— begin Listed records —
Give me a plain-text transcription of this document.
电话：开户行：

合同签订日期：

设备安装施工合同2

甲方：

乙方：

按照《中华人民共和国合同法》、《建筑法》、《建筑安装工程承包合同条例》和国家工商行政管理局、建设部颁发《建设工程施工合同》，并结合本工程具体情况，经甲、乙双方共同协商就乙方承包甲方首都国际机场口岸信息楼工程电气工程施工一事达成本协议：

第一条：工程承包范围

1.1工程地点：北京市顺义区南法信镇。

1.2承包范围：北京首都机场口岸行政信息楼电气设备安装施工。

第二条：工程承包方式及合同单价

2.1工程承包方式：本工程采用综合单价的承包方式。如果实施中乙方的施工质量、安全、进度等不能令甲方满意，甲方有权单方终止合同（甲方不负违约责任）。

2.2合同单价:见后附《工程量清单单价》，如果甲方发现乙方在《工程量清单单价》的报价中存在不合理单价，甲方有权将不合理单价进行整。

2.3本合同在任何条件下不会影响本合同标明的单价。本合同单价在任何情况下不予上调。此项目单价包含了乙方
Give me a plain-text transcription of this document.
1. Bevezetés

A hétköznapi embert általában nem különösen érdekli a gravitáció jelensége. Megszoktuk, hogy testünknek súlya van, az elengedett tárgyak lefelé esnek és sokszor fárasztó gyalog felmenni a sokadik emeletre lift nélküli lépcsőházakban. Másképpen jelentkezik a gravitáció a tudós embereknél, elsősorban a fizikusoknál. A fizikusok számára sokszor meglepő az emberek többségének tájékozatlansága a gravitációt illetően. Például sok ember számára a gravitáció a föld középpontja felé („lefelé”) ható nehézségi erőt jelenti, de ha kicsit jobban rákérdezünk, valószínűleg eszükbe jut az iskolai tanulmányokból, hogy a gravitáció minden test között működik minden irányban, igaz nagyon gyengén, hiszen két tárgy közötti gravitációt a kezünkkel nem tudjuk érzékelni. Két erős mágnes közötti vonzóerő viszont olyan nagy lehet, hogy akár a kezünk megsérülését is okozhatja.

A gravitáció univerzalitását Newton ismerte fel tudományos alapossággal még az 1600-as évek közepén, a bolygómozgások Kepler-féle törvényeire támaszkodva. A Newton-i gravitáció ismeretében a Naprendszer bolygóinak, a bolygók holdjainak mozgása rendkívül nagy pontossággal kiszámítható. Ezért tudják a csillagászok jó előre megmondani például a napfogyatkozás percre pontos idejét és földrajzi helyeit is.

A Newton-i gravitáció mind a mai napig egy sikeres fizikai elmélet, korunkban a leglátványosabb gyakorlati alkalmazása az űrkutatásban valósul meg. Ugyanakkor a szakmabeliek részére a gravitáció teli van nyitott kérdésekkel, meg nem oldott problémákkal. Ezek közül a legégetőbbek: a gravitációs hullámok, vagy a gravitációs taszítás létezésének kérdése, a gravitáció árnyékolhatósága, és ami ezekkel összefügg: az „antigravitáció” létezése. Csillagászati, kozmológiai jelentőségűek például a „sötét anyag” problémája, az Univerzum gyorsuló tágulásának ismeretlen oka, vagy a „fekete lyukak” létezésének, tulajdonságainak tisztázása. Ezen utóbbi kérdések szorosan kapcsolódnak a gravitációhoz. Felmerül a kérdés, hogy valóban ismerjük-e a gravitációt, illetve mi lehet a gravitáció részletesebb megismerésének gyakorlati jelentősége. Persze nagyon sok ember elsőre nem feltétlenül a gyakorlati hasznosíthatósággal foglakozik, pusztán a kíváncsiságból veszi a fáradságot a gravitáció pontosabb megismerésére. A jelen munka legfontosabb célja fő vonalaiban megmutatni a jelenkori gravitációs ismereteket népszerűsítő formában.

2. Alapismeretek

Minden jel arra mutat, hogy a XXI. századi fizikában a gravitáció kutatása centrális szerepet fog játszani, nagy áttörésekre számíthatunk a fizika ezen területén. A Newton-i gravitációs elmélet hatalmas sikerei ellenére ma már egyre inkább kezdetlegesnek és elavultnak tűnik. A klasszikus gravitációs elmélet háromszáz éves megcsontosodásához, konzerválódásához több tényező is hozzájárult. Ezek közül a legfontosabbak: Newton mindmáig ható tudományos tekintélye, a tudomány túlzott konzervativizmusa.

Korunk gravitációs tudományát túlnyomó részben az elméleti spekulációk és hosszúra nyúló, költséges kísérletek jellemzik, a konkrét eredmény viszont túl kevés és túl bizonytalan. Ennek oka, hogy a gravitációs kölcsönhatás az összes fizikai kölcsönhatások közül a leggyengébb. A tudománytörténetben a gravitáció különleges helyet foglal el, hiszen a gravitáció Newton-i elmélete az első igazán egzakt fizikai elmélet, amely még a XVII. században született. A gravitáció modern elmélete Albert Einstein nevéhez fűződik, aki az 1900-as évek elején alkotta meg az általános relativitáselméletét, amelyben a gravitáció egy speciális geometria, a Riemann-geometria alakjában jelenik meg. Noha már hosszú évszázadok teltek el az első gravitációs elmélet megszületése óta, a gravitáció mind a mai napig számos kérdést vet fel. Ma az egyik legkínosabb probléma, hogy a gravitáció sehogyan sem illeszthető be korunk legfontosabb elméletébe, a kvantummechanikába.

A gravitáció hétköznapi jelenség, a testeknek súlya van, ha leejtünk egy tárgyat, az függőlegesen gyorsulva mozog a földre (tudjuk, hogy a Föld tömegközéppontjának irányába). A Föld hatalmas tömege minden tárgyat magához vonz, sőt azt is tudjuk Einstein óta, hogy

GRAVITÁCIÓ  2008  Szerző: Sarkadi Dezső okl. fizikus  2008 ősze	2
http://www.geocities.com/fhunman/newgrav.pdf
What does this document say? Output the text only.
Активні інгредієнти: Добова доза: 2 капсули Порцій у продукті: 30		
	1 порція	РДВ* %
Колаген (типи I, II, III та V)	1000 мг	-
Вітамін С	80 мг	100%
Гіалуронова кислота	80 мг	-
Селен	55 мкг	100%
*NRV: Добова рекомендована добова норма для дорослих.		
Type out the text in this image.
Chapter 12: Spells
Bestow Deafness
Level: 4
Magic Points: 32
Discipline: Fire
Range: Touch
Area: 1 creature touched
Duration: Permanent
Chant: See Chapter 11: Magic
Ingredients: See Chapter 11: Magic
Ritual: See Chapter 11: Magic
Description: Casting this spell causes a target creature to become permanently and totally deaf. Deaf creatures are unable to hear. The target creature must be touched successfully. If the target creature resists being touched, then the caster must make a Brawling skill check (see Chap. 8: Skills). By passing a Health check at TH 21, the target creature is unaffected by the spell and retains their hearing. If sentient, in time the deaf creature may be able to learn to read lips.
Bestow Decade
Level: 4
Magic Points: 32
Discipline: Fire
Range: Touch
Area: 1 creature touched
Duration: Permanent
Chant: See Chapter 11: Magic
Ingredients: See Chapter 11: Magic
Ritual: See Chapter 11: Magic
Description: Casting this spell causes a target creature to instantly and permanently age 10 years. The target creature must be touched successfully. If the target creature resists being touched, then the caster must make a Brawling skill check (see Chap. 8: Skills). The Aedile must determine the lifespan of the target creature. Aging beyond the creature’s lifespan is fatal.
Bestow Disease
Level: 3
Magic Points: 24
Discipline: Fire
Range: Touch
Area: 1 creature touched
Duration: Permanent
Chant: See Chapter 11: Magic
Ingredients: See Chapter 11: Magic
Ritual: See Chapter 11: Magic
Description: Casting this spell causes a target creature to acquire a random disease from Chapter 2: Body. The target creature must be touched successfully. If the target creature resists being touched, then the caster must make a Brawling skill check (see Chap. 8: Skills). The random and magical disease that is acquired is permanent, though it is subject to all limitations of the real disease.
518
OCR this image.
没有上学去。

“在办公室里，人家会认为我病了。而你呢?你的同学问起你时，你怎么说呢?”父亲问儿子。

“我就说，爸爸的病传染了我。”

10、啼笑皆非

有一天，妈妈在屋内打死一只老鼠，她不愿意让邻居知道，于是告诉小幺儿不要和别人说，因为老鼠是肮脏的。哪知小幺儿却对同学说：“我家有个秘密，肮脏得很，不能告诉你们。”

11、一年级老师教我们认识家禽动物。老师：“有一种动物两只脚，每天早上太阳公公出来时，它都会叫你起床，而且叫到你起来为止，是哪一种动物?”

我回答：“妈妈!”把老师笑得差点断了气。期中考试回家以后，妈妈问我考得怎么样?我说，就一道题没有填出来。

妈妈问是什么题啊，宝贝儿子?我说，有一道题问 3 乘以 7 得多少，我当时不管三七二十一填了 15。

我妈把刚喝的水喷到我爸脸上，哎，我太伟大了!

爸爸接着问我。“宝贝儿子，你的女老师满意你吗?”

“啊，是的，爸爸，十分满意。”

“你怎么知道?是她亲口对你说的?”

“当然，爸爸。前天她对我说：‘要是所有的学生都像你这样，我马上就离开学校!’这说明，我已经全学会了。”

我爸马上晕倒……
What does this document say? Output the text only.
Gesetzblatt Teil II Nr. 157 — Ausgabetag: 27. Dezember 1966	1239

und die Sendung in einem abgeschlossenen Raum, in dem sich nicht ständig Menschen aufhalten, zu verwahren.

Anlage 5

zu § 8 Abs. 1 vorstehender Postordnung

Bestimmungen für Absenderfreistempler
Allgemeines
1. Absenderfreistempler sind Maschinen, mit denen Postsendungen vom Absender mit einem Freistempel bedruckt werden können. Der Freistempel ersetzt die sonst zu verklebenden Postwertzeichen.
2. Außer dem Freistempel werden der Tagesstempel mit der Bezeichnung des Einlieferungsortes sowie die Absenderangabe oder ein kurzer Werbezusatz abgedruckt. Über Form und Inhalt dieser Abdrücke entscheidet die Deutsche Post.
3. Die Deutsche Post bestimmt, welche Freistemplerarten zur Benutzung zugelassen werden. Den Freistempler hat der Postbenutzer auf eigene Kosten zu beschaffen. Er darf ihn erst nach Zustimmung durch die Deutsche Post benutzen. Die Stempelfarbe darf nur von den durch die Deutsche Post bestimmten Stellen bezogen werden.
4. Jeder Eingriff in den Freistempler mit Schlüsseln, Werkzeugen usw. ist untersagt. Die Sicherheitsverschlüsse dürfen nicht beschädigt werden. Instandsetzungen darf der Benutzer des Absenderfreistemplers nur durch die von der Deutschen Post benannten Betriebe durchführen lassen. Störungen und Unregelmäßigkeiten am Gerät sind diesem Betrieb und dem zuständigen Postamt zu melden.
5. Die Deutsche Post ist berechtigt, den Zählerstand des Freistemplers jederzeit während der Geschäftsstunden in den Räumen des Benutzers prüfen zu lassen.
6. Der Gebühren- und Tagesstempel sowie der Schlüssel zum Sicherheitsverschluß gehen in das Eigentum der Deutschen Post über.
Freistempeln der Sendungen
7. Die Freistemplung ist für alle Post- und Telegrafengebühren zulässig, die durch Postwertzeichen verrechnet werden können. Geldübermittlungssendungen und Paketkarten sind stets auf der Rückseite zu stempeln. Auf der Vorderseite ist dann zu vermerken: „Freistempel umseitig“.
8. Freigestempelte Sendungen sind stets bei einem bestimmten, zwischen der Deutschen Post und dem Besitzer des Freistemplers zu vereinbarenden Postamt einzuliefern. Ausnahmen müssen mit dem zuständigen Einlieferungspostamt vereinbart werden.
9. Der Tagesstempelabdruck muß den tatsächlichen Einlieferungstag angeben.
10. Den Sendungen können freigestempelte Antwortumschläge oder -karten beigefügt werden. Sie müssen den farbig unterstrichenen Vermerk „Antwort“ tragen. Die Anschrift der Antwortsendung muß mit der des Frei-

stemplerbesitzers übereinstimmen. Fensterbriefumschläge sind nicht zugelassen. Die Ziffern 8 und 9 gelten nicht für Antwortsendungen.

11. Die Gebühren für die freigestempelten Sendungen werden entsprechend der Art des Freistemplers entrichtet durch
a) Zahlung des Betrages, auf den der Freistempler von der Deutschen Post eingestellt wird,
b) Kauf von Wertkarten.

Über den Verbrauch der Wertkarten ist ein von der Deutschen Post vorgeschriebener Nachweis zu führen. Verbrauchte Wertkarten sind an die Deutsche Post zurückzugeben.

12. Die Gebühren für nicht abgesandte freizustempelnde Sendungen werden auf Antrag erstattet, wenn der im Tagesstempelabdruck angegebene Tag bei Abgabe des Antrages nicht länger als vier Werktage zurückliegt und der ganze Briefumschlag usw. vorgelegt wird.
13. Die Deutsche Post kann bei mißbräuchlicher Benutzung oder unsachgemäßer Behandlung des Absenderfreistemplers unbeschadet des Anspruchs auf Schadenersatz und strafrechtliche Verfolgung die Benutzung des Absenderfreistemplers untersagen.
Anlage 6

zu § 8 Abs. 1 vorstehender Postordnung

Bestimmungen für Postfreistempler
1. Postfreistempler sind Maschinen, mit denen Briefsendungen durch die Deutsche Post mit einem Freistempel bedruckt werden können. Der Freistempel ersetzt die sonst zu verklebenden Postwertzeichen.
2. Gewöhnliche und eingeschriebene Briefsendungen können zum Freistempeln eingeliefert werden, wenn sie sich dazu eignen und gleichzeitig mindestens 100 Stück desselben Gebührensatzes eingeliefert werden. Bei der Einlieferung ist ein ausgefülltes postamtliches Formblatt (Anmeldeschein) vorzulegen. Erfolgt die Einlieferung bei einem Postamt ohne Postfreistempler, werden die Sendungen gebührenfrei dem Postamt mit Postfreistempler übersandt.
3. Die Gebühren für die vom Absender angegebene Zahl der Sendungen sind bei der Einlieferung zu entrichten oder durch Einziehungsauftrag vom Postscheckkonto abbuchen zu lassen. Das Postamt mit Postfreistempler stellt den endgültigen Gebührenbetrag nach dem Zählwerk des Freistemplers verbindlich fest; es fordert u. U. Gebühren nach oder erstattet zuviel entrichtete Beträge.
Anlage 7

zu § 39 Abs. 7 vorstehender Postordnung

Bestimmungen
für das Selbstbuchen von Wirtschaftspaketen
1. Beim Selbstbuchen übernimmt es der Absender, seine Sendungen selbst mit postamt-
— end Listed records —
Task: Wherever "hétköznapi" shows up in a line, copy that line.

Worked answer:
A hétköznapi embert általában nem különösen érdekli a gravitáció jelensége. Megszoktuk, hogy testünknek súlya van, az elengedett tárgyak lefelé esnek és sokszor fárasztó gyalog felmenni a sokadik emeletre lift nélküli lépcsőházakban. Másképpen jelentkezik a gravitáció a tudós embereknél, elsősorban a fizikusoknál. A fizikusok számára sokszor meglepő az emberek többségének tájékozatlansága a gravitációt illetően. Például sok ember számára a gravitáció a föld középpontja felé („lefelé”) ható nehézségi erőt jelenti, de ha kicsit jobban rákérdezünk, valószínűleg eszükbe jut az iskolai tanulmányokból, hogy a gravitáció minden test között működik minden irányban, igaz nagyon gyengén, hiszen két tárgy közötti gravitációt a kezünkkel nem tudjuk érzékelni. Két erős mágnes közötti vonzóerő viszont olyan nagy lehet, hogy akár a kezünk megsérülését is okozhatja.
A gravitáció hétköznapi jelenség, a testeknek súlya van, ha leejtünk egy tárgyat, az függőlegesen gyorsulva mozog a földre (tudjuk, hogy a Föld tömegközéppontjának irányába). A Föld hatalmas tömege minden tárgyat magához vonz, sőt azt is tudjuk Einstein óta, hogy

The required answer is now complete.